## Exercise
How many lines of the material below contain the string "Settings"? Answer with the number and nothing else.

╭─ Provided material

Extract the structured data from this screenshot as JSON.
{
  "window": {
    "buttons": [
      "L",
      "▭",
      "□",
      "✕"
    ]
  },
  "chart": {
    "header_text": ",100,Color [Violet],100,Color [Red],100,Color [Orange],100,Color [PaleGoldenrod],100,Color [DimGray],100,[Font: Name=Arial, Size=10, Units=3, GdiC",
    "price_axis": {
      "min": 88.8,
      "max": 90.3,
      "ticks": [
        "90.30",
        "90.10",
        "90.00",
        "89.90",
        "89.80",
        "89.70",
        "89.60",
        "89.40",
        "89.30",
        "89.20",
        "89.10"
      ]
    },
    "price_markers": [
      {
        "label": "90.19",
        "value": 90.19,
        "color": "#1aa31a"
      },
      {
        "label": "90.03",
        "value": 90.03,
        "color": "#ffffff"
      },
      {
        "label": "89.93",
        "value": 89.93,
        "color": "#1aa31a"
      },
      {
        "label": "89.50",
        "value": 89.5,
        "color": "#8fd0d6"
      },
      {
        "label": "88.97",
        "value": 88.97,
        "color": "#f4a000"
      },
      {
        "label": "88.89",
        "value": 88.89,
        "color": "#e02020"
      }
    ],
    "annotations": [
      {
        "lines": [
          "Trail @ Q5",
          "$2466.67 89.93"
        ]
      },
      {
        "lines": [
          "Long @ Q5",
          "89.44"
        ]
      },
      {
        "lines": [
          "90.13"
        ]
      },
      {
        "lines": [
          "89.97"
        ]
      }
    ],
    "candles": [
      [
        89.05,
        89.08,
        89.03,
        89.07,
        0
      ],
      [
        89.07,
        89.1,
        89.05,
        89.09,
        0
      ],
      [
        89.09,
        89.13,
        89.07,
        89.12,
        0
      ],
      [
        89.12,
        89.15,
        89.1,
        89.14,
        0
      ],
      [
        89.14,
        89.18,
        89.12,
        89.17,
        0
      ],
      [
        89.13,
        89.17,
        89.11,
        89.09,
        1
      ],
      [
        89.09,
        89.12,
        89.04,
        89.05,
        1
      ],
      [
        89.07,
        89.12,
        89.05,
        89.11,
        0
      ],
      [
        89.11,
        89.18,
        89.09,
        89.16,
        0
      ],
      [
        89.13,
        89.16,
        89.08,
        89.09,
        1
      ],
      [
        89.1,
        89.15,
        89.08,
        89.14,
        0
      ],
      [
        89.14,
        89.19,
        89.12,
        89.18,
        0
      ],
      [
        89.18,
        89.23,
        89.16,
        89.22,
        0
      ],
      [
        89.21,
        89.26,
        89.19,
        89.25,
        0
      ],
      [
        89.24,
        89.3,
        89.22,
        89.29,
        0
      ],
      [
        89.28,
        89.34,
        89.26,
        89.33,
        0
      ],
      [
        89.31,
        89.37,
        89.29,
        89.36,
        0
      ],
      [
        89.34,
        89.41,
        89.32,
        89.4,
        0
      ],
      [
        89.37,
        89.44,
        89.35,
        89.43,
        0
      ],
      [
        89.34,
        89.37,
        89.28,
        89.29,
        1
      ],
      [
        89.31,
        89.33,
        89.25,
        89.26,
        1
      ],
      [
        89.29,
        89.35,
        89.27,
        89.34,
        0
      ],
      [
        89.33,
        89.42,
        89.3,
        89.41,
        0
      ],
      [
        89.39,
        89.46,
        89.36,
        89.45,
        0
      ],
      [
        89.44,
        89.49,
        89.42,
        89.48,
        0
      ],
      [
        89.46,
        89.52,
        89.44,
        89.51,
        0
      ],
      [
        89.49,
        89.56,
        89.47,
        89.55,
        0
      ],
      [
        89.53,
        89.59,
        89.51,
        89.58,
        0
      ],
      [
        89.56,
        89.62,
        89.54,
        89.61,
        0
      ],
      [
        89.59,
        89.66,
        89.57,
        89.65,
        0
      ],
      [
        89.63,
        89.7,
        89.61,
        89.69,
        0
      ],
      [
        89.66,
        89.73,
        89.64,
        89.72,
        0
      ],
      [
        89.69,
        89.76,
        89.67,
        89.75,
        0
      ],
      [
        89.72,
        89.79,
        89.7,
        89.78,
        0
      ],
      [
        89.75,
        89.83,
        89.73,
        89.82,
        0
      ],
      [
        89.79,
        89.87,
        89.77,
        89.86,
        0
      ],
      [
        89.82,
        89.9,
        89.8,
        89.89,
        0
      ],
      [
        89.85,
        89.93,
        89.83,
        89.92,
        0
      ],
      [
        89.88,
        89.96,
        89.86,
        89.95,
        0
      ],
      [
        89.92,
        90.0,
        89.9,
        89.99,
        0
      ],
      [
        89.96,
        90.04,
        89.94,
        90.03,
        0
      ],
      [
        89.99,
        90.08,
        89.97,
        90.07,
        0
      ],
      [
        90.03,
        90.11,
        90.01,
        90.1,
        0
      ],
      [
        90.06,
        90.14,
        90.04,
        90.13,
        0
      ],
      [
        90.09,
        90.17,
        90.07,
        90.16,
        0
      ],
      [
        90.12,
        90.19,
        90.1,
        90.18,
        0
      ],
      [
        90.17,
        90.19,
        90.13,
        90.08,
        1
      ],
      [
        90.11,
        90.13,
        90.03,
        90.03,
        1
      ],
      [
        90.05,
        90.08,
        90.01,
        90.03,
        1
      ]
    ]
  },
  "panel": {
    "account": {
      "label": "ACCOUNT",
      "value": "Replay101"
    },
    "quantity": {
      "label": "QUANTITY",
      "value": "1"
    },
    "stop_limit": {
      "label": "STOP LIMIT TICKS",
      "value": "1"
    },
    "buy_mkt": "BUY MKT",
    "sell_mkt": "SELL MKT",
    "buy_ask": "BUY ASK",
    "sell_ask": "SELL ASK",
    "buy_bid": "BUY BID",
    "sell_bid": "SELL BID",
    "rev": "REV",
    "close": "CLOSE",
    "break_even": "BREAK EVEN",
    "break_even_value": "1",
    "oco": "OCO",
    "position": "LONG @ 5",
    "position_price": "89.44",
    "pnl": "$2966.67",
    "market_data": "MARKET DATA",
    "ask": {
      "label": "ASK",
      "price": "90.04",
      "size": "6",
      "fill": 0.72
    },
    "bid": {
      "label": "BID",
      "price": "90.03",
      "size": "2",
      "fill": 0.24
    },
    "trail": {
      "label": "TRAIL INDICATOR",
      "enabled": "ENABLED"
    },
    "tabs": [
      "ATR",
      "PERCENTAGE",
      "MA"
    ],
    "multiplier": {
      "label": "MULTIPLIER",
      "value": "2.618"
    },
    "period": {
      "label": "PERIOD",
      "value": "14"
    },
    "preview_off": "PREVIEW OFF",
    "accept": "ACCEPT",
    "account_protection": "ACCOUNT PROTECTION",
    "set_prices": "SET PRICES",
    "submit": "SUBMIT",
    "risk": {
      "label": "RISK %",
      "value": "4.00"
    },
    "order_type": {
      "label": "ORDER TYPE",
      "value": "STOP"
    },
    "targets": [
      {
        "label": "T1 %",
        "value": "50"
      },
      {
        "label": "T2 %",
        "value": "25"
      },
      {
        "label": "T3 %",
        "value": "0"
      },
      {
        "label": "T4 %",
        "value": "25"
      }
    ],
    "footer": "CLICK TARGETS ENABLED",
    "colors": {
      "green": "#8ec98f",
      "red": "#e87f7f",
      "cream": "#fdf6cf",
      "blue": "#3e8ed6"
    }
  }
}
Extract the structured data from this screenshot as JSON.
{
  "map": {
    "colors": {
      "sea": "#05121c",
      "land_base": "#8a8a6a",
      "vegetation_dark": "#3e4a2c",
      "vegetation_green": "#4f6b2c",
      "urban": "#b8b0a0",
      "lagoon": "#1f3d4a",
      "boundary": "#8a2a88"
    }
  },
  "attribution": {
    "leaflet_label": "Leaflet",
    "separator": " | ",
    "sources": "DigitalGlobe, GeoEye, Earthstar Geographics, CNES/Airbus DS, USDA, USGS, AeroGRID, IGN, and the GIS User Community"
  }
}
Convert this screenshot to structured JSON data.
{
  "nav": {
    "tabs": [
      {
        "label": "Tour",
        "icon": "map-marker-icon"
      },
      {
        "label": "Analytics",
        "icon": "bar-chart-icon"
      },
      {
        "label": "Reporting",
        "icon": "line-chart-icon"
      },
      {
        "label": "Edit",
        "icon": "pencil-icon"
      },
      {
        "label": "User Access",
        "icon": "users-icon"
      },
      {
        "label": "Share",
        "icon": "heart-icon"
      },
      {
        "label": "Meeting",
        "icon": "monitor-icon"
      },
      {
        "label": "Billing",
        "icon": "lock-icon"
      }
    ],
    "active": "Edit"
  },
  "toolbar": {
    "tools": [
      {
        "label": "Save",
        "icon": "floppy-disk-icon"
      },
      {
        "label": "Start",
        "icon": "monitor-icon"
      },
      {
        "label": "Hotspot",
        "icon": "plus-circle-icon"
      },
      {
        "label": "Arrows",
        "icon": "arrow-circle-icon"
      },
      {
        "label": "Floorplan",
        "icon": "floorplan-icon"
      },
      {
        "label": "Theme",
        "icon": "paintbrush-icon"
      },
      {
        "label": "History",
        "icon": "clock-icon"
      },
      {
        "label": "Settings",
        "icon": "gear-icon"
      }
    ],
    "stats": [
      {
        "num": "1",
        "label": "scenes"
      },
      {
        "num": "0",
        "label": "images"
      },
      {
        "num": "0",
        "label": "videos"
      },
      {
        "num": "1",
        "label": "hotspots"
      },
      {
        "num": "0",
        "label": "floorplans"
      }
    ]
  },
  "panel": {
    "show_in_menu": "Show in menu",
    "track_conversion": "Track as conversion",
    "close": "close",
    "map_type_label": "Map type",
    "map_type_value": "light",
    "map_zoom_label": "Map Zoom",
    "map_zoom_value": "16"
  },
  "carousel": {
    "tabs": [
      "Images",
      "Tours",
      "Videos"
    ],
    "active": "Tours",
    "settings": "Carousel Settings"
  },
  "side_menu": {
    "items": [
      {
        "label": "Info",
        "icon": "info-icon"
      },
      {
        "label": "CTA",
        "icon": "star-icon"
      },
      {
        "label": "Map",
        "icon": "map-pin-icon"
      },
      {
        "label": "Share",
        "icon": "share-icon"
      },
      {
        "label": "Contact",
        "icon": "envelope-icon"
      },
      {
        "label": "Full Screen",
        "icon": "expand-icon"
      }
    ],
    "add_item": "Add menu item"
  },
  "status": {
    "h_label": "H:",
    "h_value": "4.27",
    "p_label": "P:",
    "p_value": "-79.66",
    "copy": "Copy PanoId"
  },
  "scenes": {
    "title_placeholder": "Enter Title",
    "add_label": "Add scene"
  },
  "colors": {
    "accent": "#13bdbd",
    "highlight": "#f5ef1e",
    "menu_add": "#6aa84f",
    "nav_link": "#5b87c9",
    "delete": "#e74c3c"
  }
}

╰─

## Result of this task
2